-- begin ENTRIES PROVIDED --

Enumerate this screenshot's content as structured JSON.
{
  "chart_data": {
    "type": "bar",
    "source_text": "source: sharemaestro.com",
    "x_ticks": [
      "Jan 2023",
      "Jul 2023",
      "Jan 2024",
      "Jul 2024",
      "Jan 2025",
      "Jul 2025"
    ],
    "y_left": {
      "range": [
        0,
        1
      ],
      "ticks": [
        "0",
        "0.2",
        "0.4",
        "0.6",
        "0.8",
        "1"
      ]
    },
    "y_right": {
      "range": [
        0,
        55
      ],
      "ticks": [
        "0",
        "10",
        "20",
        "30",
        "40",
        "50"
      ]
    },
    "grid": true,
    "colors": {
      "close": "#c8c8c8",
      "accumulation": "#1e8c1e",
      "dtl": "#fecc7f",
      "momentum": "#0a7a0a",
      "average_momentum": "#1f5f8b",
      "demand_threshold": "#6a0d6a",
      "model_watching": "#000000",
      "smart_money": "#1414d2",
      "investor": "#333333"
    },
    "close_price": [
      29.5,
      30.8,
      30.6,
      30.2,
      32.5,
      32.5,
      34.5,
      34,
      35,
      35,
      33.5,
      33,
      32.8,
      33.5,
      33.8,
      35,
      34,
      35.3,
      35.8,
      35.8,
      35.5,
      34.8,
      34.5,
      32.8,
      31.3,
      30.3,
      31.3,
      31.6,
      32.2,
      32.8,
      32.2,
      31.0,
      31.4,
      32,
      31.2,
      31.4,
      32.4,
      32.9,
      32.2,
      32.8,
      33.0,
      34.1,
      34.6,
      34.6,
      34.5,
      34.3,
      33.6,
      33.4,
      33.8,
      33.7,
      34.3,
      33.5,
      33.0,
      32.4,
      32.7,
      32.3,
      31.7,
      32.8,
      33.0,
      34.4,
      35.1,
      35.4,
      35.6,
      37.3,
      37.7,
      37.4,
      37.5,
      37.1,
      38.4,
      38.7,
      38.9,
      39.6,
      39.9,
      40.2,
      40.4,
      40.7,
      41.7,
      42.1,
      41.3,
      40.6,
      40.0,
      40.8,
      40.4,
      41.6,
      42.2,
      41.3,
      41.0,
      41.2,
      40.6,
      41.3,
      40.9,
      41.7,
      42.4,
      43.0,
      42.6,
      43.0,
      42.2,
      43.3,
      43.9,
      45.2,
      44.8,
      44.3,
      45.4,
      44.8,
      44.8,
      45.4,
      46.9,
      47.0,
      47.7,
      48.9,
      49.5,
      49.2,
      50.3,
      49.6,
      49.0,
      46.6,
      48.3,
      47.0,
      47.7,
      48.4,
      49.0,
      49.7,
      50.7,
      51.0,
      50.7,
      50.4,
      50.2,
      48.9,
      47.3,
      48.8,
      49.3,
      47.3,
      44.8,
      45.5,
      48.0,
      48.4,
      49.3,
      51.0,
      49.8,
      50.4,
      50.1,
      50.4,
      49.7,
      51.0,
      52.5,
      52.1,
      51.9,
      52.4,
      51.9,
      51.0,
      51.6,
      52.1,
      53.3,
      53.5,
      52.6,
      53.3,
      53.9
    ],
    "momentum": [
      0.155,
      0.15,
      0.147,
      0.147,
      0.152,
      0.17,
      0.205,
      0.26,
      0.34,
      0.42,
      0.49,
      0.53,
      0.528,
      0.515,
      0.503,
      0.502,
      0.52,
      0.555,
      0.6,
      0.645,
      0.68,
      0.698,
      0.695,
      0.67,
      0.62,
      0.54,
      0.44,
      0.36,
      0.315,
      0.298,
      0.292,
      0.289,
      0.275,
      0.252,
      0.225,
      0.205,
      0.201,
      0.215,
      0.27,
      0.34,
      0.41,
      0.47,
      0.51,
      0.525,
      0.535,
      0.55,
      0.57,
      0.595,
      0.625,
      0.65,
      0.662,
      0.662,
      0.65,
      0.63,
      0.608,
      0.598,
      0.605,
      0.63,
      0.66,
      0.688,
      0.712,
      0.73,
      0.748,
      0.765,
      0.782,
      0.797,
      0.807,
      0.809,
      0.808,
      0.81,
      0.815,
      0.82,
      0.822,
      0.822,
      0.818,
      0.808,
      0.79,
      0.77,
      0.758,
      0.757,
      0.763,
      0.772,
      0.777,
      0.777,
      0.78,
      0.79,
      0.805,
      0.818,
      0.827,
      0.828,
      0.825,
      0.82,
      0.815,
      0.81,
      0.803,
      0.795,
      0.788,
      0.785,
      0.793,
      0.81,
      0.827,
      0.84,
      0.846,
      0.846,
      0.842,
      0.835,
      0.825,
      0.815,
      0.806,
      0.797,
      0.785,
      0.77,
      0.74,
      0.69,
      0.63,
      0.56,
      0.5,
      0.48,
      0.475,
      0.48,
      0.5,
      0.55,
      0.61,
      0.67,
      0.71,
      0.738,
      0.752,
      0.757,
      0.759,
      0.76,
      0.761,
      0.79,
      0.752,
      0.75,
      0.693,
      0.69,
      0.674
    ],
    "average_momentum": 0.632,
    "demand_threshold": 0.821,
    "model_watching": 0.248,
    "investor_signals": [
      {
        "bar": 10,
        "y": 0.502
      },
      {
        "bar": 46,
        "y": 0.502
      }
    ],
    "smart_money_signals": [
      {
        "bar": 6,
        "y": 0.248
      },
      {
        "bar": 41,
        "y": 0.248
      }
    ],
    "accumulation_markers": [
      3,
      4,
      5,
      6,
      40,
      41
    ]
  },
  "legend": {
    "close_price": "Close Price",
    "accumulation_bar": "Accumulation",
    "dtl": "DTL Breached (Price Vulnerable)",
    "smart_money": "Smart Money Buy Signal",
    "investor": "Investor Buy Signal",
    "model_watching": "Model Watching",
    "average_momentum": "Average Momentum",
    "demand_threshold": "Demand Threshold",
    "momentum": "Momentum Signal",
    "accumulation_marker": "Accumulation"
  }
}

-- end ENTRIES PROVIDED --

EXERCISE:
Transcribe each entry exactly.

EXERCISE RESPONSE:
Enumerate this screenshot's content as structured JSON.
{
  "chart_data": {
    "type": "bar",
    "source_text": "source: sharemaestro.com",
    "x_ticks": [
      "Jan 2023",
      "Jul 2023",
      "Jan 2024",
      "Jul 2024",
      "Jan 2025",
      "Jul 2025"
    ],
    "y_left": {
      "range": [
        0,
        1
      ],
      "ticks": [
        "0",
        "0.2",
        "0.4",
        "0.6",
        "0.8",
        "1"
      ]
    },
    "y_right": {
      "range": [
        0,
        55
      ],
      "ticks": [
        "0",
        "10",
        "20",
        "30",
        "40",
        "50"
      ]
    },
    "grid": true,
    "colors": {
      "close": "#c8c8c8",
      "accumulation": "#1e8c1e",
      "dtl": "#fecc7f",
      "momentum": "#0a7a0a",
      "average_momentum": "#1f5f8b",
      "demand_threshold": "#6a0d6a",
      "model_watching": "#000000",
      "smart_money": "#1414d2",
      "investor": "#333333"
    },
    "close_price": [
      29.5,
      30.8,
      30.6,
      30.2,
      32.5,
      32.5,
      34.5,
      34,
      35,
      35,
      33.5,
      33,
      32.8,
      33.5,
      33.8,
      35,
      34,
      35.3,
      35.8,
      35.8,
      35.5,
      34.8,
      34.5,
      32.8,
      31.3,
      30.3,
      31.3,
      31.6,
      32.2,
      32.8,
      32.2,
      31.0,
      31.4,
      32,
      31.2,
      31.4,
      32.4,
      32.9,
      32.2,
      32.8,
      33.0,
      34.1,
      34.6,
      34.6,
      34.5,
      34.3,
      33.6,
      33.4,
      33.8,
      33.7,
      34.3,
      33.5,
      33.0,
      32.4,
      32.7,
      32.3,
      31.7,
      32.8,
      33.0,
      34.4,
      35.1,
      35.4,
      35.6,
      37.3,
      37.7,
      37.4,
      37.5,
      37.1,
      38.4,
      38.7,
      38.9,
      39.6,
      39.9,
      40.2,
      40.4,
      40.7,
      41.7,
      42.1,
      41.3,
      40.6,
      40.0,
      40.8,
      40.4,
      41.6,
      42.2,
      41.3,
      41.0,
      41.2,
      40.6,
      41.3,
      40.9,
      41.7,
      42.4,
      43.0,
      42.6,
      43.0,
      42.2,
      43.3,
      43.9,
      45.2,
      44.8,
      44.3,
      45.4,
      44.8,
      44.8,
      45.4,
      46.9,
      47.0,
      47.7,
      48.9,
      49.5,
      49.2,
      50.3,
      49.6,
      49.0,
      46.6,
      48.3,
      47.0,
      47.7,
      48.4,
      49.0,
      49.7,
      50.7,
      51.0,
      50.7,
      50.4,
      50.2,
      48.9,
      47.3,
      48.8,
      49.3,
      47.3,
      44.8,
      45.5,
      48.0,
      48.4,
      49.3,
      51.0,
      49.8,
      50.4,
      50.1,
      50.4,
      49.7,
      51.0,
      52.5,
      52.1,
      51.9,
      52.4,
      51.9,
      51.0,
      51.6,
      52.1,
      53.3,
      53.5,
      52.6,
      53.3,
      53.9
    ],
    "momentum": [
      0.155,
      0.15,
      0.147,
      0.147,
      0.152,
      0.17,
      0.205,
      0.26,
      0.34,
      0.42,
      0.49,
      0.53,
      0.528,
      0.515,
      0.503,
      0.502,
      0.52,
      0.555,
      0.6,
      0.645,
      0.68,
      0.698,
      0.695,
      0.67,
      0.62,
      0.54,
      0.44,
      0.36,
      0.315,
      0.298,
      0.292,
      0.289,
      0.275,
      0.252,
      0.225,
      0.205,
      0.201,
      0.215,
      0.27,
      0.34,
      0.41,
      0.47,
      0.51,
      0.525,
      0.535,
      0.55,
      0.57,
      0.595,
      0.625,
      0.65,
      0.662,
      0.662,
      0.65,
      0.63,
      0.608,
      0.598,
      0.605,
      0.63,
      0.66,
      0.688,
      0.712,
      0.73,
      0.748,
      0.765,
      0.782,
      0.797,
      0.807,
      0.809,
      0.808,
      0.81,
      0.815,
      0.82,
      0.822,
      0.822,
      0.818,
      0.808,
      0.79,
      0.77,
      0.758,
      0.757,
      0.763,
      0.772,
      0.777,
      0.777,
      0.78,
      0.79,
      0.805,
      0.818,
      0.827,
      0.828,
      0.825,
      0.82,
      0.815,
      0.81,
      0.803,
      0.795,
      0.788,
      0.785,
      0.793,
      0.81,
      0.827,
      0.84,
      0.846,
      0.846,
      0.842,
      0.835,
      0.825,
      0.815,
      0.806,
      0.797,
      0.785,
      0.77,
      0.74,
      0.69,
      0.63,
      0.56,
      0.5,
      0.48,
      0.475,
      0.48,
      0.5,
      0.55,
      0.61,
      0.67,
      0.71,
      0.738,
      0.752,
      0.757,
      0.759,
      0.76,
      0.761,
      0.79,
      0.752,
      0.75,
      0.693,
      0.69,
      0.674
    ],
    "average_momentum": 0.632,
    "demand_threshold": 0.821,
    "model_watching": 0.248,
    "investor_signals": [
      {
        "bar": 10,
        "y": 0.502
      },
      {
        "bar": 46,
        "y": 0.502
      }
    ],
    "smart_money_signals": [
      {
        "bar": 6,
        "y": 0.248
      },
      {
        "bar": 41,
        "y": 0.248
      }
    ],
    "accumulation_markers": [
      3,
      4,
      5,
      6,
      40,
      41
    ]
  },
  "legend": {
    "close_price": "Close Price",
    "accumulation_bar": "Accumulation",
    "dtl": "DTL Breached (Price Vulnerable)",
    "smart_money": "Smart Money Buy Signal",
    "investor": "Investor Buy Signal",
    "model_watching": "Model Watching",
    "average_momentum": "Average Momentum",
    "demand_threshold": "Demand Threshold",
    "momentum": "Momentum Signal",
    "accumulation_marker": "Accumulation"
  }
}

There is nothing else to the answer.